'''

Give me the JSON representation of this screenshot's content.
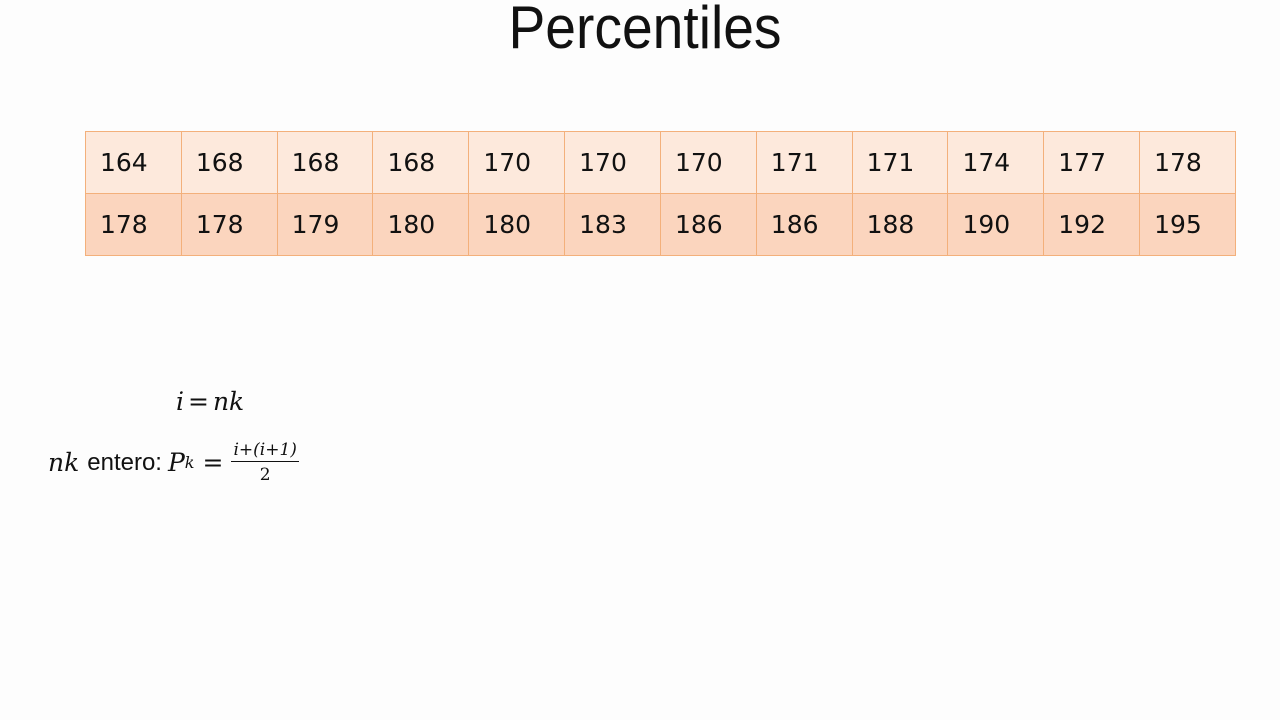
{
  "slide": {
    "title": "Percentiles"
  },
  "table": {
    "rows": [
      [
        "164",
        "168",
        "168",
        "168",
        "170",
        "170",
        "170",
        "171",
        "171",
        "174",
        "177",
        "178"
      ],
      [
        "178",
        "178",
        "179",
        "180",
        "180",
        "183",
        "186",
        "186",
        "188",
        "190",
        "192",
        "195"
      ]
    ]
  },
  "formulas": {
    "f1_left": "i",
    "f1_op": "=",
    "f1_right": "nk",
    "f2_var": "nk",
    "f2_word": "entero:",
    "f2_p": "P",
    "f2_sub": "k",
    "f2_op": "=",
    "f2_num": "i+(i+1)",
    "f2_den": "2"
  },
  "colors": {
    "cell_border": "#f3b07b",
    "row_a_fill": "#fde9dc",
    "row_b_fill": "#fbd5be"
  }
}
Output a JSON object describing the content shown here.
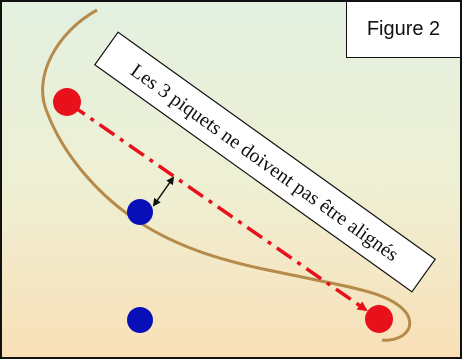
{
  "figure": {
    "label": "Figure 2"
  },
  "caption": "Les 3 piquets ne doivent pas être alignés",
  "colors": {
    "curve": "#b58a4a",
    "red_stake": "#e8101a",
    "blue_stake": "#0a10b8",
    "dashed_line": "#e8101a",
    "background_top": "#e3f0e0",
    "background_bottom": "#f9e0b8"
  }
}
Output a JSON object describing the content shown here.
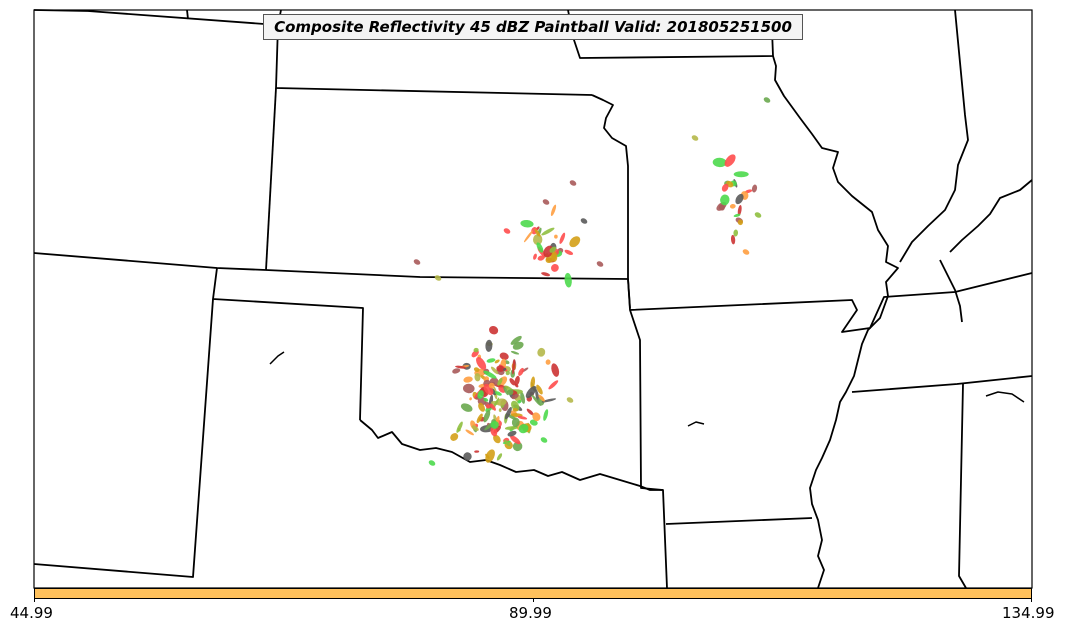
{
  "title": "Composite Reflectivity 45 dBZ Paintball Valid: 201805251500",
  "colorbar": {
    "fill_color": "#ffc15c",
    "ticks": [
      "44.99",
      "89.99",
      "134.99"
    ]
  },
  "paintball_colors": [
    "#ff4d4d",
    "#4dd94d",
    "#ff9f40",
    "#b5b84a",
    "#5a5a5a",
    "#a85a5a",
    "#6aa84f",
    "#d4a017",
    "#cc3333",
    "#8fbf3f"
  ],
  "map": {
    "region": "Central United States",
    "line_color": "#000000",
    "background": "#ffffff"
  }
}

'''

Each record should be quoted exactly, with the images omitted.

Give me the JSON representation of this screenshot's content.
{
  "slide": {
    "title": "Percentiles"
  },
  "table": {
    "rows": [
      [
        "164",
        "168",
        "168",
        "168",
        "170",
        "170",
        "170",
        "171",
        "171",
        "174",
        "177",
        "178"
      ],
      [
        "178",
        "178",
        "179",
        "180",
        "180",
        "183",
        "186",
        "186",
        "188",
        "190",
        "192",
        "195"
      ]
    ]
  },
  "formulas": {
    "f1_left": "i",
    "f1_op": "=",
    "f1_right": "nk",
    "f2_var": "nk",
    "f2_word": "entero:",
    "f2_p": "P",
    "f2_sub": "k",
    "f2_op": "=",
    "f2_num": "i+(i+1)",
    "f2_den": "2"
  },
  "colors": {
    "cell_border": "#f3b07b",
    "row_a_fill": "#fde9dc",
    "row_b_fill": "#fbd5be"
  }
}
Output a JSON object describing the content shown here.
{
  "figure": {
    "label": "Figure 2"
  },
  "caption": "Les 3 piquets ne doivent pas être alignés",
  "colors": {
    "curve": "#b58a4a",
    "red_stake": "#e8101a",
    "blue_stake": "#0a10b8",
    "dashed_line": "#e8101a",
    "background_top": "#e3f0e0",
    "background_bottom": "#f9e0b8"
  }
}
Output a JSON object describing the content shown here.
{
  "title": "Composite Reflectivity 45 dBZ Paintball Valid: 201805251500",
  "colorbar": {
    "fill_color": "#ffc15c",
    "ticks": [
      "44.99",
      "89.99",
      "134.99"
    ]
  },
  "paintball_colors": [
    "#ff4d4d",
    "#4dd94d",
    "#ff9f40",
    "#b5b84a",
    "#5a5a5a",
    "#a85a5a",
    "#6aa84f",
    "#d4a017",
    "#cc3333",
    "#8fbf3f"
  ],
  "map": {
    "region": "Central United States",
    "line_color": "#000000",
    "background": "#ffffff"
  }
}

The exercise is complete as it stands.